What is expected:
Output all of the entries below precisely as written.

The data:
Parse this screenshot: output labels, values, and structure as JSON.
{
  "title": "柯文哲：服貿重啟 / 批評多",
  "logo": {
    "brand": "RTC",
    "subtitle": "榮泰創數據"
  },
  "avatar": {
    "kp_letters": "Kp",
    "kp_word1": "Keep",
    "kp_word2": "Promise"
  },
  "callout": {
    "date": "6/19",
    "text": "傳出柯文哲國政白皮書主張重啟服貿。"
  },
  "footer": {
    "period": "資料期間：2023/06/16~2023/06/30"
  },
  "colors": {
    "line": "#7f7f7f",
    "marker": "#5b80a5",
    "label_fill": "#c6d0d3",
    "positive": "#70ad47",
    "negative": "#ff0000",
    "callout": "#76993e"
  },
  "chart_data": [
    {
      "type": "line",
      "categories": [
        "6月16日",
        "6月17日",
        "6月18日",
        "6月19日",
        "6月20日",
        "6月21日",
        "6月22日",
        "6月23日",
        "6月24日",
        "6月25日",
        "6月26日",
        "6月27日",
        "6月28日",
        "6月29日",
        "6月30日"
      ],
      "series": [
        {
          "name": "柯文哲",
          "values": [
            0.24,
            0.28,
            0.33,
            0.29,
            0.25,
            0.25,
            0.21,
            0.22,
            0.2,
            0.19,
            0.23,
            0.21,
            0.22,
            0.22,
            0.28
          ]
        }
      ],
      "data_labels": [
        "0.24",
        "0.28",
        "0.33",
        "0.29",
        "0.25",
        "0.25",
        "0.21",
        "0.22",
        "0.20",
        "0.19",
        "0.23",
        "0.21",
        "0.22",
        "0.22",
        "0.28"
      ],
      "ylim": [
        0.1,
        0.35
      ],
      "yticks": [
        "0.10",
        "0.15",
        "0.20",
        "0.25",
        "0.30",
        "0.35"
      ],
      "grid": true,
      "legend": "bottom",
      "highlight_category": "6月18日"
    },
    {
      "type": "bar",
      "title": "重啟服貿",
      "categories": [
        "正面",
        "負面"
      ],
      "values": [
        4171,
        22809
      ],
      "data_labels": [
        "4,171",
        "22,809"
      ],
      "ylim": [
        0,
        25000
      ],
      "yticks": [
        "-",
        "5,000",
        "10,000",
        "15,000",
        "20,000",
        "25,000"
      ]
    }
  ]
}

Full output:
Parse this screenshot: output labels, values, and structure as JSON.
{
  "title": "柯文哲：服貿重啟 / 批評多",
  "logo": {
    "brand": "RTC",
    "subtitle": "榮泰創數據"
  },
  "avatar": {
    "kp_letters": "Kp",
    "kp_word1": "Keep",
    "kp_word2": "Promise"
  },
  "callout": {
    "date": "6/19",
    "text": "傳出柯文哲國政白皮書主張重啟服貿。"
  },
  "footer": {
    "period": "資料期間：2023/06/16~2023/06/30"
  },
  "colors": {
    "line": "#7f7f7f",
    "marker": "#5b80a5",
    "label_fill": "#c6d0d3",
    "positive": "#70ad47",
    "negative": "#ff0000",
    "callout": "#76993e"
  },
  "chart_data": [
    {
      "type": "line",
      "categories": [
        "6月16日",
        "6月17日",
        "6月18日",
        "6月19日",
        "6月20日",
        "6月21日",
        "6月22日",
        "6月23日",
        "6月24日",
        "6月25日",
        "6月26日",
        "6月27日",
        "6月28日",
        "6月29日",
        "6月30日"
      ],
      "series": [
        {
          "name": "柯文哲",
          "values": [
            0.24,
            0.28,
            0.33,
            0.29,
            0.25,
            0.25,
            0.21,
            0.22,
            0.2,
            0.19,
            0.23,
            0.21,
            0.22,
            0.22,
            0.28
          ]
        }
      ],
      "data_labels": [
        "0.24",
        "0.28",
        "0.33",
        "0.29",
        "0.25",
        "0.25",
        "0.21",
        "0.22",
        "0.20",
        "0.19",
        "0.23",
        "0.21",
        "0.22",
        "0.22",
        "0.28"
      ],
      "ylim": [
        0.1,
        0.35
      ],
      "yticks": [
        "0.10",
        "0.15",
        "0.20",
        "0.25",
        "0.30",
        "0.35"
      ],
      "grid": true,
      "legend": "bottom",
      "highlight_category": "6月18日"
    },
    {
      "type": "bar",
      "title": "重啟服貿",
      "categories": [
        "正面",
        "負面"
      ],
      "values": [
        4171,
        22809
      ],
      "data_labels": [
        "4,171",
        "22,809"
      ],
      "ylim": [
        0,
        25000
      ],
      "yticks": [
        "-",
        "5,000",
        "10,000",
        "15,000",
        "20,000",
        "25,000"
      ]
    }
  ]
}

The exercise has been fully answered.